(Dataset rows about figures)
** begin **

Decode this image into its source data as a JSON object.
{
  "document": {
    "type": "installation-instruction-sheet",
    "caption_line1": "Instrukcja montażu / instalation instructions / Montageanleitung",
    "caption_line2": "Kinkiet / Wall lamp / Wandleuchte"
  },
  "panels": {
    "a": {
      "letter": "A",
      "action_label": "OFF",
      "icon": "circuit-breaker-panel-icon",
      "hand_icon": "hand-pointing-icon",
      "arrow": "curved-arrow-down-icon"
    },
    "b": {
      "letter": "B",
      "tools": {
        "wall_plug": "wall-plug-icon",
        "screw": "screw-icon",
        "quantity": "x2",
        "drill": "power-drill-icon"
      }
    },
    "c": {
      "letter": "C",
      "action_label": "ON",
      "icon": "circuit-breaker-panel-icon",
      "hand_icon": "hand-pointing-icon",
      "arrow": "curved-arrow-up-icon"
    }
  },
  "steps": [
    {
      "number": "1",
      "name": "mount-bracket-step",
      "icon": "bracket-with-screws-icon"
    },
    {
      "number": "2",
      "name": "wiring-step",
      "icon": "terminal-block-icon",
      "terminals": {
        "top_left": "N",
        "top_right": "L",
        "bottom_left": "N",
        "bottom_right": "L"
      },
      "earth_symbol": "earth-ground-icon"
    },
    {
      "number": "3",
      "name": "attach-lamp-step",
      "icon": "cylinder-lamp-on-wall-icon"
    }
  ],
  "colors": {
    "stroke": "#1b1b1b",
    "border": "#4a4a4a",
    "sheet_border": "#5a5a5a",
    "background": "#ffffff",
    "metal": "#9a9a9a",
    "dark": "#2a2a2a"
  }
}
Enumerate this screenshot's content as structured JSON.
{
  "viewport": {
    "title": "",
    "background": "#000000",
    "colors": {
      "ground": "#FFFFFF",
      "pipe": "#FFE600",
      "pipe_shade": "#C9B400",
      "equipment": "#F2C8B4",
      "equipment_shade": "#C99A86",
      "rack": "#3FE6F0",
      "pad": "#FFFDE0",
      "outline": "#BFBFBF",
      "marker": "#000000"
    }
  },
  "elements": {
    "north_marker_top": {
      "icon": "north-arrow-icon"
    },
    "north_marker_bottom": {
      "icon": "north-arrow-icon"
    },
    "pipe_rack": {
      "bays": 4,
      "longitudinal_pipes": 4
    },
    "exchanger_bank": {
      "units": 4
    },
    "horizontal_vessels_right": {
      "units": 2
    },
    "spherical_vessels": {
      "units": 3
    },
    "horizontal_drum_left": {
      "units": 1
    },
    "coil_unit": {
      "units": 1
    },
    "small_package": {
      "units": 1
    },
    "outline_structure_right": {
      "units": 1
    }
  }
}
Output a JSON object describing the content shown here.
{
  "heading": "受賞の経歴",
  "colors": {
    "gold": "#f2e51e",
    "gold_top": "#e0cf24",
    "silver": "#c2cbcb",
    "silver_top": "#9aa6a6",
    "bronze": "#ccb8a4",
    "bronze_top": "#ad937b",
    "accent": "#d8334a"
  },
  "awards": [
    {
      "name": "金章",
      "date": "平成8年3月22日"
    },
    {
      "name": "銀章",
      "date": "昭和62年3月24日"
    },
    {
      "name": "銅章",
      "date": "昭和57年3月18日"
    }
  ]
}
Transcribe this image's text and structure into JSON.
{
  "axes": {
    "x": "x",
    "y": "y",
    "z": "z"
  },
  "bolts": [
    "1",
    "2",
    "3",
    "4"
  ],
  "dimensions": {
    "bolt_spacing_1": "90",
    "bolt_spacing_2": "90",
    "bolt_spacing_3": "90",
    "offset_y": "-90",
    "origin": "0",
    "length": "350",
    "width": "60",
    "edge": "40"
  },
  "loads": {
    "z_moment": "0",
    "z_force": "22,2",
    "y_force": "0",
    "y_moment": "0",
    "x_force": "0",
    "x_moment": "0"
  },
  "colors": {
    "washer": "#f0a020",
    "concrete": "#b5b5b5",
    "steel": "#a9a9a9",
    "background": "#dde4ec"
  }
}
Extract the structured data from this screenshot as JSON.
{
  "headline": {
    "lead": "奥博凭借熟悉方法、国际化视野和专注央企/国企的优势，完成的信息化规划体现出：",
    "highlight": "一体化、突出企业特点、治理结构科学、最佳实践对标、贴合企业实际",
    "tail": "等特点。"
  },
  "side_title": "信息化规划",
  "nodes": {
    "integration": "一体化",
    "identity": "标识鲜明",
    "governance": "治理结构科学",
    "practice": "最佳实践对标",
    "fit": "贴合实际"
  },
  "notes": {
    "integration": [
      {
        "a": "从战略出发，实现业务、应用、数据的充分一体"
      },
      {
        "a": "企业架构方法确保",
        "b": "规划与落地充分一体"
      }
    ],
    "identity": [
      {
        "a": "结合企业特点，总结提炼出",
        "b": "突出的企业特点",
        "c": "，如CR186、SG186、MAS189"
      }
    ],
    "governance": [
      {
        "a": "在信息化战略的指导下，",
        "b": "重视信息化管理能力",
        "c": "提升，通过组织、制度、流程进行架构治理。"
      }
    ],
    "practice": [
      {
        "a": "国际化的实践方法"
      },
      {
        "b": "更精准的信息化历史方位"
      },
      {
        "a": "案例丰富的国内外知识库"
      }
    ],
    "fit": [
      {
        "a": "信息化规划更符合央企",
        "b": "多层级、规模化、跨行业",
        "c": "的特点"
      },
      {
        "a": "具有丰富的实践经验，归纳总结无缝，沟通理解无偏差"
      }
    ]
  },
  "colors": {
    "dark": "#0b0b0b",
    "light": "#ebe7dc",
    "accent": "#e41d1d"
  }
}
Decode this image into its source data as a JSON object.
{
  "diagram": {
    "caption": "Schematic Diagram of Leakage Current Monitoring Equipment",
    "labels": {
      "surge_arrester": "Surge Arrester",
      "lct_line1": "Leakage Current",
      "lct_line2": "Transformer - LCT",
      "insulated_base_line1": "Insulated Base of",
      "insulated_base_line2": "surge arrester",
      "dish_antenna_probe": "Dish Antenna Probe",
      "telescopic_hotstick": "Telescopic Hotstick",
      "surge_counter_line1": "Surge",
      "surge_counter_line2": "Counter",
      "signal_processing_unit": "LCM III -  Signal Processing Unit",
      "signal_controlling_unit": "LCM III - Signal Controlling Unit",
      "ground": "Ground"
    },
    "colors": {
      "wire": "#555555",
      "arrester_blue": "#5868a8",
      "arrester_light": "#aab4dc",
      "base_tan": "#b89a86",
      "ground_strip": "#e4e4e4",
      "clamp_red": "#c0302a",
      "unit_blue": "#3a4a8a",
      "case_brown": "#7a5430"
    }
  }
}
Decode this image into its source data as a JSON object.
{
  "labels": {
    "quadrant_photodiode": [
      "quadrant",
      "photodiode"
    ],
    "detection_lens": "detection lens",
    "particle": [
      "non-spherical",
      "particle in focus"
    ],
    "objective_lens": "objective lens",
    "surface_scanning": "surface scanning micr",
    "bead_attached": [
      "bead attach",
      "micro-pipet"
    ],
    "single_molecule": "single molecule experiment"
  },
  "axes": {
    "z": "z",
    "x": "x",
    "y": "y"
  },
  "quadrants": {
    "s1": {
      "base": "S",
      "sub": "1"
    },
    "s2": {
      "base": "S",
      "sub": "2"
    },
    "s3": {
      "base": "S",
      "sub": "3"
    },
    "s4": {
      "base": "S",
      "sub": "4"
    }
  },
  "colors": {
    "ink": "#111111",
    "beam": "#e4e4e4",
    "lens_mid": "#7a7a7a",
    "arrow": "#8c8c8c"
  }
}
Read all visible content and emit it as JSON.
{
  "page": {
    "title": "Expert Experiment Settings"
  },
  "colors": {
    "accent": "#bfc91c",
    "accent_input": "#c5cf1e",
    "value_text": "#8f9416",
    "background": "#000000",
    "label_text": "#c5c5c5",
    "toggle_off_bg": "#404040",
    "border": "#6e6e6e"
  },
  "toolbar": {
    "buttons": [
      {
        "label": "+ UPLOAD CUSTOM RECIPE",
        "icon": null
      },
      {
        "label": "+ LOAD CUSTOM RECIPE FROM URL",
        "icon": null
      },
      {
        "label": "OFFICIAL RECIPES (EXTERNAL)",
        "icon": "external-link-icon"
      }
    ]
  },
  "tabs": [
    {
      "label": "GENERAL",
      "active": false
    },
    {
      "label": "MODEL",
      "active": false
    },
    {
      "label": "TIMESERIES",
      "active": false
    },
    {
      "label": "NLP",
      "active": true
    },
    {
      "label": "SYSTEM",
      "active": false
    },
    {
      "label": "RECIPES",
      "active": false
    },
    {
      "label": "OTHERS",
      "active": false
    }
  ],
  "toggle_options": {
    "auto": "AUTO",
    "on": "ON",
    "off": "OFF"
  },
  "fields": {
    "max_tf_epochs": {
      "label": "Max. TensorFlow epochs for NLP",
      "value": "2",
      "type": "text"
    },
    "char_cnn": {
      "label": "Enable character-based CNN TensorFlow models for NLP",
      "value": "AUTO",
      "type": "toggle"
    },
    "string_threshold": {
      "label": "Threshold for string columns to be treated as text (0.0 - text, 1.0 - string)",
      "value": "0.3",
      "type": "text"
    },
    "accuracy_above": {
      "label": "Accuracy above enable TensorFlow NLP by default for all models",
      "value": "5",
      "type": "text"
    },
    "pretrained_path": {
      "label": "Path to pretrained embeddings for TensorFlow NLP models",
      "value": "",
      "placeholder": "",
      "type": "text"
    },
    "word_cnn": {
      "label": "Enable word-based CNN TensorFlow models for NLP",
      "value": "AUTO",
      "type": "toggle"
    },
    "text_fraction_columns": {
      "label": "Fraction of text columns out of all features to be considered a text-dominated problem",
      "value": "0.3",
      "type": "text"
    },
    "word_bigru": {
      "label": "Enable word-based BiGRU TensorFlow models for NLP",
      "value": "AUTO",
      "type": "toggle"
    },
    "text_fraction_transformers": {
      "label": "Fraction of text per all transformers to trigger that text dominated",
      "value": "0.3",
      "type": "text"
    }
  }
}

** end **

§ **Your task**:
Look through the entries above; copy each line where the string "TensorFlow" appears.

§ **The solution**:
      "label": "Max. TensorFlow epochs for NLP",
      "label": "Enable character-based CNN TensorFlow models for NLP",
      "label": "Accuracy above enable TensorFlow NLP by default for all models",
      "label": "Path to pretrained embeddings for TensorFlow NLP models",
      "label": "Enable word-based CNN TensorFlow models for NLP",
      "label": "Enable word-based BiGRU TensorFlow models for NLP",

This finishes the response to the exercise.